### What the task asks
Reproduce these rows verbatim, beginning with the first row and continuing through the row that contains "chevron-right-icon[interactable]: › [1216, 527, 1219, 537]".

(Rows from a data collection)
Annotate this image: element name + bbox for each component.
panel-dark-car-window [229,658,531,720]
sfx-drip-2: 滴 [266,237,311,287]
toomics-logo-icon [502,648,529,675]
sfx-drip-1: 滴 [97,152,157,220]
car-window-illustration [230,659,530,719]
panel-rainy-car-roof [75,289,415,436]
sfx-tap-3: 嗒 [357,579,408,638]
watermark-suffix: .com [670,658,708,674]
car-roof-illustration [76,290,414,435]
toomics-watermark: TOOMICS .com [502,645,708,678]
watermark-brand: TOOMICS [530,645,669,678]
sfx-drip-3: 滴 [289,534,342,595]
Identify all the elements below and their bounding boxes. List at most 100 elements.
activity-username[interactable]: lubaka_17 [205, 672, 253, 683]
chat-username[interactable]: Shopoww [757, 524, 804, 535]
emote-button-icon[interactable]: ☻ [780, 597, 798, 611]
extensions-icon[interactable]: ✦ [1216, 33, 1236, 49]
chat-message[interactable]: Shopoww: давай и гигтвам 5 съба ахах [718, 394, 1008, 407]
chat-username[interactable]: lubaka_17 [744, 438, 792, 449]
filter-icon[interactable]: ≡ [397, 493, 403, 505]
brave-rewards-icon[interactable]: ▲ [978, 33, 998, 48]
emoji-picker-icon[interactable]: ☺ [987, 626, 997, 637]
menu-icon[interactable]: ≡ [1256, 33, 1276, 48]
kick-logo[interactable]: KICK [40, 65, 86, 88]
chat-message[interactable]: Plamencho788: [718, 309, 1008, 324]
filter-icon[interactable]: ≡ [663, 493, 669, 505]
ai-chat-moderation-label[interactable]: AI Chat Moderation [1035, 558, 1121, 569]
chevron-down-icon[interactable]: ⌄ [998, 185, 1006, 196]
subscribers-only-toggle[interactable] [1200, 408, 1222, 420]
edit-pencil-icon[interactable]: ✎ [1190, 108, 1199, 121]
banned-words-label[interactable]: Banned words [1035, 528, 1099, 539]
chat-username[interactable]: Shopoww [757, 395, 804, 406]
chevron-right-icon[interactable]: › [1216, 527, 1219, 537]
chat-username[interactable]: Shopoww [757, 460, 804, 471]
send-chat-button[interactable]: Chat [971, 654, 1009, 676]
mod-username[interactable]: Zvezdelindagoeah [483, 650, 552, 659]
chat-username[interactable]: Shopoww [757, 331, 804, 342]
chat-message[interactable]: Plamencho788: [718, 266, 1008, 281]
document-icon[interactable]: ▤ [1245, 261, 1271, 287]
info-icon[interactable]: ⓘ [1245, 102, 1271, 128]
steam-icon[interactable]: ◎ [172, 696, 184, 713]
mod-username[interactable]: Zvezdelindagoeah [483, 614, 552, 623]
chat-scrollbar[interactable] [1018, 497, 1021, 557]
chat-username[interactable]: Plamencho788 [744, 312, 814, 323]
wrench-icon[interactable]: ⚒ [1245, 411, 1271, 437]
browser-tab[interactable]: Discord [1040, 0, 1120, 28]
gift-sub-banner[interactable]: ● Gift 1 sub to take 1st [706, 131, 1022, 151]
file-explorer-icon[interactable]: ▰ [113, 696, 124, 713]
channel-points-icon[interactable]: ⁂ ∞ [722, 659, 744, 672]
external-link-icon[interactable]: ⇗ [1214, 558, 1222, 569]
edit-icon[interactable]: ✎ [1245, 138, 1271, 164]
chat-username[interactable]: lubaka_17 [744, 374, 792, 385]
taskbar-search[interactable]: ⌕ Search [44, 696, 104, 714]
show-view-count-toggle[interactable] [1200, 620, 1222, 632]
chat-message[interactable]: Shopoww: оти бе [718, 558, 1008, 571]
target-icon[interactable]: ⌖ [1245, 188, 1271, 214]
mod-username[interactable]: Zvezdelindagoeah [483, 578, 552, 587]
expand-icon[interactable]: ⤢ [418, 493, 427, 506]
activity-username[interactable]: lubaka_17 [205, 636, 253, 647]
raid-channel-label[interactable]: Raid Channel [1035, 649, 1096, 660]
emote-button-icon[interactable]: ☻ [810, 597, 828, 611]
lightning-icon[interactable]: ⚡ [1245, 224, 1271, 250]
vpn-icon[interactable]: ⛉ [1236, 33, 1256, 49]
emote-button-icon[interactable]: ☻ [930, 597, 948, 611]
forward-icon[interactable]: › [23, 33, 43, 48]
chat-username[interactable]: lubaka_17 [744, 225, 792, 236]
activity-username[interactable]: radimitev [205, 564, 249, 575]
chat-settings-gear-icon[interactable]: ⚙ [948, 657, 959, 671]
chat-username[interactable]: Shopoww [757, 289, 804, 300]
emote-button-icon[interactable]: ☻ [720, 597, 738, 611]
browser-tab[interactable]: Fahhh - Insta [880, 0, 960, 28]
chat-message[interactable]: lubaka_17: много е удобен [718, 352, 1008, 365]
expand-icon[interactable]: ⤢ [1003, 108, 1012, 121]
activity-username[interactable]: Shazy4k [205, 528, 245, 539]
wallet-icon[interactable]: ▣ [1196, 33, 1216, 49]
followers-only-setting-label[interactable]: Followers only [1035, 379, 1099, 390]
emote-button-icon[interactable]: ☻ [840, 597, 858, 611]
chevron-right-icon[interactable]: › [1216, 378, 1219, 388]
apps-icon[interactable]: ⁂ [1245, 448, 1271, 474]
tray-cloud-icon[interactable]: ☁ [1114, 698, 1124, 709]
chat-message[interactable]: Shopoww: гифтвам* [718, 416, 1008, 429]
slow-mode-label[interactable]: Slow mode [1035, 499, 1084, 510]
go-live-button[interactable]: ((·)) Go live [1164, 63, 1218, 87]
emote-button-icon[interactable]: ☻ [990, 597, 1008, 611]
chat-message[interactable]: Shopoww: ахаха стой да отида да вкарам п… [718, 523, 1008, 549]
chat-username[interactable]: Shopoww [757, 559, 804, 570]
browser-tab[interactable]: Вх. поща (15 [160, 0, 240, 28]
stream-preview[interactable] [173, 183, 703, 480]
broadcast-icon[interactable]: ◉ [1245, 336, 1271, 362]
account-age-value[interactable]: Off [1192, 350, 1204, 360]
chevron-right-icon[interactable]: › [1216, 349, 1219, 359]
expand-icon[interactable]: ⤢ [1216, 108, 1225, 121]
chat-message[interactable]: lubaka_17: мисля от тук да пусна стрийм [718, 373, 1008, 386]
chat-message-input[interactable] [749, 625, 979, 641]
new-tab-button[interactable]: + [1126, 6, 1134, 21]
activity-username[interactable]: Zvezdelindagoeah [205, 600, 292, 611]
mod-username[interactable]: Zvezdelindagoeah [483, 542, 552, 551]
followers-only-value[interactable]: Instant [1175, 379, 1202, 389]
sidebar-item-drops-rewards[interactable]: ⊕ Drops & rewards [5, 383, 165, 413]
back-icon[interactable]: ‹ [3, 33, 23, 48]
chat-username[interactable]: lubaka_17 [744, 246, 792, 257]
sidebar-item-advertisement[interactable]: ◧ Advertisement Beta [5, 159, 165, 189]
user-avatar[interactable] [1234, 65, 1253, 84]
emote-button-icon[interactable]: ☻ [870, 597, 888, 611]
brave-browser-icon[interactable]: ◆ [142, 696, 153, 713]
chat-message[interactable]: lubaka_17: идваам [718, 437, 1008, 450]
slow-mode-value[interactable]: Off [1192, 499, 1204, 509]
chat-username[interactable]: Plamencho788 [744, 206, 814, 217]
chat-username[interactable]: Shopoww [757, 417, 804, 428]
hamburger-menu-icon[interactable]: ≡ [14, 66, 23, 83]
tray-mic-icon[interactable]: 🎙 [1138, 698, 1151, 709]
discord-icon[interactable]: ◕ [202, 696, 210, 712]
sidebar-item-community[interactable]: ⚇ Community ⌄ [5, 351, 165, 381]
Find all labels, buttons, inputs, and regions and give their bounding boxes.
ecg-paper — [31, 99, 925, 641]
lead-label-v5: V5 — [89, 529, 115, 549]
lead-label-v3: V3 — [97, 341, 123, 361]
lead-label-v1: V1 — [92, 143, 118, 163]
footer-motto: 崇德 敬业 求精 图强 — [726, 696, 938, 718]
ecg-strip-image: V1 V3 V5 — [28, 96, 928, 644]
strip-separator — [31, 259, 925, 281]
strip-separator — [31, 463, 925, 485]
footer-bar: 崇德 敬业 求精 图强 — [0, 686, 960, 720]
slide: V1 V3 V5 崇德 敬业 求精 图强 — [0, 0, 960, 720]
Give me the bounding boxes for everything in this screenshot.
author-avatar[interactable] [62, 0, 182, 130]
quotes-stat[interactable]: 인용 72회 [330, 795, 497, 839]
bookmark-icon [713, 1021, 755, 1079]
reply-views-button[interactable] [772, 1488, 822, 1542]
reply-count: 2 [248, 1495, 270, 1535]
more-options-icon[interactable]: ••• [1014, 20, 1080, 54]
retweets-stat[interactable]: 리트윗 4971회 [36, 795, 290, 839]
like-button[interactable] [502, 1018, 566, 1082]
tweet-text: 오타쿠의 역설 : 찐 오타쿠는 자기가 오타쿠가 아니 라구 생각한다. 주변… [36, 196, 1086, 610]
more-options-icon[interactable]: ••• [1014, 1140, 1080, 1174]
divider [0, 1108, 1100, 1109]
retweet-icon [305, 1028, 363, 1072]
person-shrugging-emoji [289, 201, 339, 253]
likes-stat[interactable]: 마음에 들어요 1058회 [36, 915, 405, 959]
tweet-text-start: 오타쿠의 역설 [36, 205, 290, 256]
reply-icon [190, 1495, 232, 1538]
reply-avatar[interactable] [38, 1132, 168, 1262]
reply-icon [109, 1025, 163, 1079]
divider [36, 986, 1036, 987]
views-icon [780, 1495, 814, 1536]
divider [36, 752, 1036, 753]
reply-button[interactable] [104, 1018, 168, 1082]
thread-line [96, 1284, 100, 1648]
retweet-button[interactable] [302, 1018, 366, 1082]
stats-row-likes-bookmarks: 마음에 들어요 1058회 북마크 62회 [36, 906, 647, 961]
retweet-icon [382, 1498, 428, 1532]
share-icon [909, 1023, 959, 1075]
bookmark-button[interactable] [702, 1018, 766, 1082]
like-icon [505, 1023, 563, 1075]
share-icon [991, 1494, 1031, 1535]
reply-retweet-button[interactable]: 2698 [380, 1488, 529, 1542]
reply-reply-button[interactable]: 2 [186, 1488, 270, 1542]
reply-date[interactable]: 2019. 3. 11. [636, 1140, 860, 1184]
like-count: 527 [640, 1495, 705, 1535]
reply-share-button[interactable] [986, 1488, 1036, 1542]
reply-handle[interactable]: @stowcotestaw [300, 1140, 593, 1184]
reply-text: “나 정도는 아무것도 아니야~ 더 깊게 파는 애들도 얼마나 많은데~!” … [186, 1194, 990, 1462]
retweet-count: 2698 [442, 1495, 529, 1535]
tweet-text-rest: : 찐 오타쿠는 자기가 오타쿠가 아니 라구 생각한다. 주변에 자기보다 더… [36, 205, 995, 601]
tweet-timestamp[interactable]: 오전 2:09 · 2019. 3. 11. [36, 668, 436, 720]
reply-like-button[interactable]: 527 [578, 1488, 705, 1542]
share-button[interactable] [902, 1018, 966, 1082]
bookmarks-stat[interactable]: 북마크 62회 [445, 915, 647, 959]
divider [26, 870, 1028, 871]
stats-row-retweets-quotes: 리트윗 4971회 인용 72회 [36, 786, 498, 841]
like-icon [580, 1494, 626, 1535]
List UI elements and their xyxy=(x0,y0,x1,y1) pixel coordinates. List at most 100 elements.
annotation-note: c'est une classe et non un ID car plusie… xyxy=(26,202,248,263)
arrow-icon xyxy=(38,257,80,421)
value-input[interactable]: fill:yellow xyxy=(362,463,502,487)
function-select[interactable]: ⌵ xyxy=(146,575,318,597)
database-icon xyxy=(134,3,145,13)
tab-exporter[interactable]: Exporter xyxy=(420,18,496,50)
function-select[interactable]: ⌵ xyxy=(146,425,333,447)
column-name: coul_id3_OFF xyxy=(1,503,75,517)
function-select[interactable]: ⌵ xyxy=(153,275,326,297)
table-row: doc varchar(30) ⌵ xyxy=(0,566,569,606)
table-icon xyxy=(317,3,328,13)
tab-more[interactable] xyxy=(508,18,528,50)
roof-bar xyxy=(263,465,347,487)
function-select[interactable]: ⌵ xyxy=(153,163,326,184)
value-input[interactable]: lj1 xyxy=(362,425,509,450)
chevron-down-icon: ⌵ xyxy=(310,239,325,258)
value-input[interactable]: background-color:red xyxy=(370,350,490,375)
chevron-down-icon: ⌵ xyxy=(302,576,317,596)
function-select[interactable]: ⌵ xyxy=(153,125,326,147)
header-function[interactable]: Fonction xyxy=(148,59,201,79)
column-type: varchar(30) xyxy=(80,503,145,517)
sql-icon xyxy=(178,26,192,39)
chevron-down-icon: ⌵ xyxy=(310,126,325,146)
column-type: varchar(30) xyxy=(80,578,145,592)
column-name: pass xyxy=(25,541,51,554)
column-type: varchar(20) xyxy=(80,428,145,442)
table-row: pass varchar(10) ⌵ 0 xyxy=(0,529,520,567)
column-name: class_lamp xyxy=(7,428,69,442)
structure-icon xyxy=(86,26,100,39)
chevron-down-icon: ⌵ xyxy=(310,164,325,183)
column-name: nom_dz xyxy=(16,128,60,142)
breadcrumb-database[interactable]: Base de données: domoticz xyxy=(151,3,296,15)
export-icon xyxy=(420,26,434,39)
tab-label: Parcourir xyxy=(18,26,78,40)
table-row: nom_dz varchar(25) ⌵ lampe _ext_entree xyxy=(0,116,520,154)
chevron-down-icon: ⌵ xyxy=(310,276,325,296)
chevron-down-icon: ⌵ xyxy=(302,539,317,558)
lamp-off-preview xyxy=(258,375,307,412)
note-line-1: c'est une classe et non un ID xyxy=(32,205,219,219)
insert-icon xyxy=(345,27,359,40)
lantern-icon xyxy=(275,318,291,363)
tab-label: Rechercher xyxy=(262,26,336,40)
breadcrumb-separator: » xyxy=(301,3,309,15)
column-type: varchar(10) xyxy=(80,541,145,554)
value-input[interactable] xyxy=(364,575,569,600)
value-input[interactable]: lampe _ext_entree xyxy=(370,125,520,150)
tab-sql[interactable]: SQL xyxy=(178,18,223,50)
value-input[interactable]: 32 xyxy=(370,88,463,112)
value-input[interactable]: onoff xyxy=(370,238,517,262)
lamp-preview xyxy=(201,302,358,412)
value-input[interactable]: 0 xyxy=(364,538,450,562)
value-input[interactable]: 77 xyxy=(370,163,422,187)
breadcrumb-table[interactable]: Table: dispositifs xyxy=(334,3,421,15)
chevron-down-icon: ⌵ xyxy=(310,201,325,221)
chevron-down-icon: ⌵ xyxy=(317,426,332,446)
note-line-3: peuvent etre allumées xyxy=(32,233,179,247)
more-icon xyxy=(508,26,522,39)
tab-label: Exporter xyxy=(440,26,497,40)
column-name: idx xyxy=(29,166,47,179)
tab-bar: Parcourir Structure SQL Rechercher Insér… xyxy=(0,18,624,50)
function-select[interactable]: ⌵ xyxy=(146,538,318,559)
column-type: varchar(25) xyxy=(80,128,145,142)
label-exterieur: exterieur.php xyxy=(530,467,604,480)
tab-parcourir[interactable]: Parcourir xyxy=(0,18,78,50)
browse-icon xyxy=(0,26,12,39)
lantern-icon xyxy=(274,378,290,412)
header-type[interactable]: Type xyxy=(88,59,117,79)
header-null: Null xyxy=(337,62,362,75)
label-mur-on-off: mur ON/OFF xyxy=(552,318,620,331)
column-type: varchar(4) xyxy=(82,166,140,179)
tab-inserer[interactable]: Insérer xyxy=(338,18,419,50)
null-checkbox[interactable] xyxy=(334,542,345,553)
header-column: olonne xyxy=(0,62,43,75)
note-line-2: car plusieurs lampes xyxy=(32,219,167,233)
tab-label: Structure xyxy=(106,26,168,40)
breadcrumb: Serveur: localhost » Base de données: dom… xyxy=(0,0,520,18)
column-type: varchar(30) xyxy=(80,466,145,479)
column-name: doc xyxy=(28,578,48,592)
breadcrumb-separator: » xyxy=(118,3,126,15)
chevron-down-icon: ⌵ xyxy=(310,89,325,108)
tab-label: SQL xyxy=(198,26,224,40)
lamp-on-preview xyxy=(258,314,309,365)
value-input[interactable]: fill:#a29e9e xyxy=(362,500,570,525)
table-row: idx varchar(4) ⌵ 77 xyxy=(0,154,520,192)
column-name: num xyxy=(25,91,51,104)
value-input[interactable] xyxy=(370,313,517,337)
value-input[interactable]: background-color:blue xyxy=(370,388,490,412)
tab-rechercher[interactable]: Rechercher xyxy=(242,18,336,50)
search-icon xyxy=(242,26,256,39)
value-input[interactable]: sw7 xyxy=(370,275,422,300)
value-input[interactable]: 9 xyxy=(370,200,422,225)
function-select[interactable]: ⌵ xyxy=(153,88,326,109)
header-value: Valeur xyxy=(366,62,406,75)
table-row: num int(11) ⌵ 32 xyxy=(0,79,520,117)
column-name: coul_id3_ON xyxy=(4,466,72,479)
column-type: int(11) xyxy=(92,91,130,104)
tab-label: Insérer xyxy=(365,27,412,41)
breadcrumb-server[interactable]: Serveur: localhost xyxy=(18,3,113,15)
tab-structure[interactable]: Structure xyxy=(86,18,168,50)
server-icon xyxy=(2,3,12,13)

### The solution
Annotate this image: element name + bbox for each component.
panel-dark-car-window [229,658,531,720]
sfx-drip-2: 滴 [266,237,311,287]
toomics-logo-icon [502,648,529,675]
sfx-drip-1: 滴 [97,152,157,220]
car-window-illustration [230,659,530,719]
panel-rainy-car-roof [75,289,415,436]
sfx-tap-3: 嗒 [357,579,408,638]
watermark-suffix: .com [670,658,708,674]
car-roof-illustration [76,290,414,435]
toomics-watermark: TOOMICS .com [502,645,708,678]
watermark-brand: TOOMICS [530,645,669,678]
sfx-drip-3: 滴 [289,534,342,595]
Identify all the elements below and their bounding boxes. List at most 100 elements.
activity-username[interactable]: lubaka_17 [205, 672, 253, 683]
chat-username[interactable]: Shopoww [757, 524, 804, 535]
emote-button-icon[interactable]: ☻ [780, 597, 798, 611]
extensions-icon[interactable]: ✦ [1216, 33, 1236, 49]
chat-message[interactable]: Shopoww: давай и гигтвам 5 съба ахах [718, 394, 1008, 407]
chat-username[interactable]: lubaka_17 [744, 438, 792, 449]
filter-icon[interactable]: ≡ [397, 493, 403, 505]
brave-rewards-icon[interactable]: ▲ [978, 33, 998, 48]
emoji-picker-icon[interactable]: ☺ [987, 626, 997, 637]
menu-icon[interactable]: ≡ [1256, 33, 1276, 48]
kick-logo[interactable]: KICK [40, 65, 86, 88]
chat-message[interactable]: Plamencho788: [718, 309, 1008, 324]
filter-icon[interactable]: ≡ [663, 493, 669, 505]
ai-chat-moderation-label[interactable]: AI Chat Moderation [1035, 558, 1121, 569]
chevron-down-icon[interactable]: ⌄ [998, 185, 1006, 196]
subscribers-only-toggle[interactable] [1200, 408, 1222, 420]
edit-pencil-icon[interactable]: ✎ [1190, 108, 1199, 121]
banned-words-label[interactable]: Banned words [1035, 528, 1099, 539]
chat-username[interactable]: Shopoww [757, 395, 804, 406]
chevron-right-icon[interactable]: › [1216, 527, 1219, 537]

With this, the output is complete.